## What is needed
What is needed here is an exact copy of every entry.

----- Input

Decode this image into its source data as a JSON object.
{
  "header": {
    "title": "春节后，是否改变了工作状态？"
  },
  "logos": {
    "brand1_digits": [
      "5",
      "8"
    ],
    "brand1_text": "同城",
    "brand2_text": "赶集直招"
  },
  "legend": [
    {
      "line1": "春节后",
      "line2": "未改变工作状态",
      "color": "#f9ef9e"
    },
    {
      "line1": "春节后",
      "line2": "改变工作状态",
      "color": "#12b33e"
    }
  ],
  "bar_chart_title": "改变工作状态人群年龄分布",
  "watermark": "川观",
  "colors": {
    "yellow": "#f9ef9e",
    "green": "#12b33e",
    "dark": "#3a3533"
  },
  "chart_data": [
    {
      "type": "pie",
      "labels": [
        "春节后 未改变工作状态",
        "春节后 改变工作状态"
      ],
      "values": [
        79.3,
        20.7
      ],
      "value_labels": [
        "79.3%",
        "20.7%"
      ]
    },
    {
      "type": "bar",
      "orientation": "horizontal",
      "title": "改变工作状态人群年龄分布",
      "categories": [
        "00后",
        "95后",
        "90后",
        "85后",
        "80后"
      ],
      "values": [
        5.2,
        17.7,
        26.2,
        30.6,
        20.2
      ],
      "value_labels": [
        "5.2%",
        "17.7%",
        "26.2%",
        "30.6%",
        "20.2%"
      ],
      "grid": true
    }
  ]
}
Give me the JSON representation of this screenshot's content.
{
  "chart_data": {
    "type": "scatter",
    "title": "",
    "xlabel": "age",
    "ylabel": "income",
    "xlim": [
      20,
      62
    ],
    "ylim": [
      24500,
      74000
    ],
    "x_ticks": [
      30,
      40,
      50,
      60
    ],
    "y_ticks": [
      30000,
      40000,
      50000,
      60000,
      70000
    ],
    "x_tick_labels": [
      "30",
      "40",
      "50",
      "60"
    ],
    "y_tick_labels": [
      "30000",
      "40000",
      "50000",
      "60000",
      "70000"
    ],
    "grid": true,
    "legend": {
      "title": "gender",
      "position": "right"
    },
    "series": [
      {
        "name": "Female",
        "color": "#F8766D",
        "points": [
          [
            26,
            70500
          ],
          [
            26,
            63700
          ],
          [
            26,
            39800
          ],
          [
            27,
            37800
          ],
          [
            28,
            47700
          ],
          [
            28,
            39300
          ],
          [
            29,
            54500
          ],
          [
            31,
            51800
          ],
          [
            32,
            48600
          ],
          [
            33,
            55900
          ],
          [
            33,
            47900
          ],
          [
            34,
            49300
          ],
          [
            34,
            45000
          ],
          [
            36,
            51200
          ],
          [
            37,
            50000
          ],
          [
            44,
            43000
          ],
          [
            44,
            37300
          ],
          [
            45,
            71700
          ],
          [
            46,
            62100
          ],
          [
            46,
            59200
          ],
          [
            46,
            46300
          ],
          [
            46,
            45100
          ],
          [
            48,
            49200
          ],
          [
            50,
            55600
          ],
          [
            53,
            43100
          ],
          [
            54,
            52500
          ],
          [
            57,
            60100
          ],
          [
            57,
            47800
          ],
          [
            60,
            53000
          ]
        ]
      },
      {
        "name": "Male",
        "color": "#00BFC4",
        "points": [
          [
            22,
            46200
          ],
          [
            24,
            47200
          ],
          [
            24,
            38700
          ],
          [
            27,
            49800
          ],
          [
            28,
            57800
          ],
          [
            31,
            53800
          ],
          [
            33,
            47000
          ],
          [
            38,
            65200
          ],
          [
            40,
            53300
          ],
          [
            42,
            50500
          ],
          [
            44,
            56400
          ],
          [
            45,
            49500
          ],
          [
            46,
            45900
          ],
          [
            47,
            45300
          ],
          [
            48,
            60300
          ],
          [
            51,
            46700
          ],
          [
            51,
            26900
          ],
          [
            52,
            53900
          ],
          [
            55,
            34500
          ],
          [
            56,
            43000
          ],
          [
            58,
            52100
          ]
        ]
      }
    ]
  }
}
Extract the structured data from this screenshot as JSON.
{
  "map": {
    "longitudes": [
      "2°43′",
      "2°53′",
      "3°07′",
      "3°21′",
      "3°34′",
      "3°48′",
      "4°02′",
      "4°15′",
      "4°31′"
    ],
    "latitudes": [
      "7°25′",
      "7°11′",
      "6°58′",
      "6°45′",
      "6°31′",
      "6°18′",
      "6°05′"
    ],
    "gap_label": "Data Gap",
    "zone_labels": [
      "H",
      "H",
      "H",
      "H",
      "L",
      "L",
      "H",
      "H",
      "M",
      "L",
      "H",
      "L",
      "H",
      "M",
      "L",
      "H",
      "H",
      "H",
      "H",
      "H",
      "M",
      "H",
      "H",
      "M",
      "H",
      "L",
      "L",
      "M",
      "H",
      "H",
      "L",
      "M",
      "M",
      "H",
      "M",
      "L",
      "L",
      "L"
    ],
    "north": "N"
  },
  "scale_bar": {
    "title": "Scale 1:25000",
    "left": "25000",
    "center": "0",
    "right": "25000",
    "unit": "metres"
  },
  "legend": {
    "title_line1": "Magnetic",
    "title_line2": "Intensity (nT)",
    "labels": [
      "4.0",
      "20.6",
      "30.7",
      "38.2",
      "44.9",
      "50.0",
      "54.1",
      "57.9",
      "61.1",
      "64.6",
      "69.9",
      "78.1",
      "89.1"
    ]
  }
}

----------

## Final answer
Decode this image into its source data as a JSON object.
{
  "header": {
    "title": "春节后，是否改变了工作状态？"
  },
  "logos": {
    "brand1_digits": [
      "5",
      "8"
    ],
    "brand1_text": "同城",
    "brand2_text": "赶集直招"
  },
  "legend": [
    {
      "line1": "春节后",
      "line2": "未改变工作状态",
      "color": "#f9ef9e"
    },
    {
      "line1": "春节后",
      "line2": "改变工作状态",
      "color": "#12b33e"
    }
  ],
  "bar_chart_title": "改变工作状态人群年龄分布",
  "watermark": "川观",
  "colors": {
    "yellow": "#f9ef9e",
    "green": "#12b33e",
    "dark": "#3a3533"
  },
  "chart_data": [
    {
      "type": "pie",
      "labels": [
        "春节后 未改变工作状态",
        "春节后 改变工作状态"
      ],
      "values": [
        79.3,
        20.7
      ],
      "value_labels": [
        "79.3%",
        "20.7%"
      ]
    },
    {
      "type": "bar",
      "orientation": "horizontal",
      "title": "改变工作状态人群年龄分布",
      "categories": [
        "00后",
        "95后",
        "90后",
        "85后",
        "80后"
      ],
      "values": [
        5.2,
        17.7,
        26.2,
        30.6,
        20.2
      ],
      "value_labels": [
        "5.2%",
        "17.7%",
        "26.2%",
        "30.6%",
        "20.2%"
      ],
      "grid": true
    }
  ]
}
Give me the JSON representation of this screenshot's content.
{
  "chart_data": {
    "type": "scatter",
    "title": "",
    "xlabel": "age",
    "ylabel": "income",
    "xlim": [
      20,
      62
    ],
    "ylim": [
      24500,
      74000
    ],
    "x_ticks": [
      30,
      40,
      50,
      60
    ],
    "y_ticks": [
      30000,
      40000,
      50000,
      60000,
      70000
    ],
    "x_tick_labels": [
      "30",
      "40",
      "50",
      "60"
    ],
    "y_tick_labels": [
      "30000",
      "40000",
      "50000",
      "60000",
      "70000"
    ],
    "grid": true,
    "legend": {
      "title": "gender",
      "position": "right"
    },
    "series": [
      {
        "name": "Female",
        "color": "#F8766D",
        "points": [
          [
            26,
            70500
          ],
          [
            26,
            63700
          ],
          [
            26,
            39800
          ],
          [
            27,
            37800
          ],
          [
            28,
            47700
          ],
          [
            28,
            39300
          ],
          [
            29,
            54500
          ],
          [
            31,
            51800
          ],
          [
            32,
            48600
          ],
          [
            33,
            55900
          ],
          [
            33,
            47900
          ],
          [
            34,
            49300
          ],
          [
            34,
            45000
          ],
          [
            36,
            51200
          ],
          [
            37,
            50000
          ],
          [
            44,
            43000
          ],
          [
            44,
            37300
          ],
          [
            45,
            71700
          ],
          [
            46,
            62100
          ],
          [
            46,
            59200
          ],
          [
            46,
            46300
          ],
          [
            46,
            45100
          ],
          [
            48,
            49200
          ],
          [
            50,
            55600
          ],
          [
            53,
            43100
          ],
          [
            54,
            52500
          ],
          [
            57,
            60100
          ],
          [
            57,
            47800
          ],
          [
            60,
            53000
          ]
        ]
      },
      {
        "name": "Male",
        "color": "#00BFC4",
        "points": [
          [
            22,
            46200
          ],
          [
            24,
            47200
          ],
          [
            24,
            38700
          ],
          [
            27,
            49800
          ],
          [
            28,
            57800
          ],
          [
            31,
            53800
          ],
          [
            33,
            47000
          ],
          [
            38,
            65200
          ],
          [
            40,
            53300
          ],
          [
            42,
            50500
          ],
          [
            44,
            56400
          ],
          [
            45,
            49500
          ],
          [
            46,
            45900
          ],
          [
            47,
            45300
          ],
          [
            48,
            60300
          ],
          [
            51,
            46700
          ],
          [
            51,
            26900
          ],
          [
            52,
            53900
          ],
          [
            55,
            34500
          ],
          [
            56,
            43000
          ],
          [
            58,
            52100
          ]
        ]
      }
    ]
  }
}
Extract the structured data from this screenshot as JSON.
{
  "map": {
    "longitudes": [
      "2°43′",
      "2°53′",
      "3°07′",
      "3°21′",
      "3°34′",
      "3°48′",
      "4°02′",
      "4°15′",
      "4°31′"
    ],
    "latitudes": [
      "7°25′",
      "7°11′",
      "6°58′",
      "6°45′",
      "6°31′",
      "6°18′",
      "6°05′"
    ],
    "gap_label": "Data Gap",
    "zone_labels": [
      "H",
      "H",
      "H",
      "H",
      "L",
      "L",
      "H",
      "H",
      "M",
      "L",
      "H",
      "L",
      "H",
      "M",
      "L",
      "H",
      "H",
      "H",
      "H",
      "H",
      "M",
      "H",
      "H",
      "M",
      "H",
      "L",
      "L",
      "M",
      "H",
      "H",
      "L",
      "M",
      "M",
      "H",
      "M",
      "L",
      "L",
      "L"
    ],
    "north": "N"
  },
  "scale_bar": {
    "title": "Scale 1:25000",
    "left": "25000",
    "center": "0",
    "right": "25000",
    "unit": "metres"
  },
  "legend": {
    "title_line1": "Magnetic",
    "title_line2": "Intensity (nT)",
    "labels": [
      "4.0",
      "20.6",
      "30.7",
      "38.2",
      "44.9",
      "50.0",
      "54.1",
      "57.9",
      "61.1",
      "64.6",
      "69.9",
      "78.1",
      "89.1"
    ]
  }
}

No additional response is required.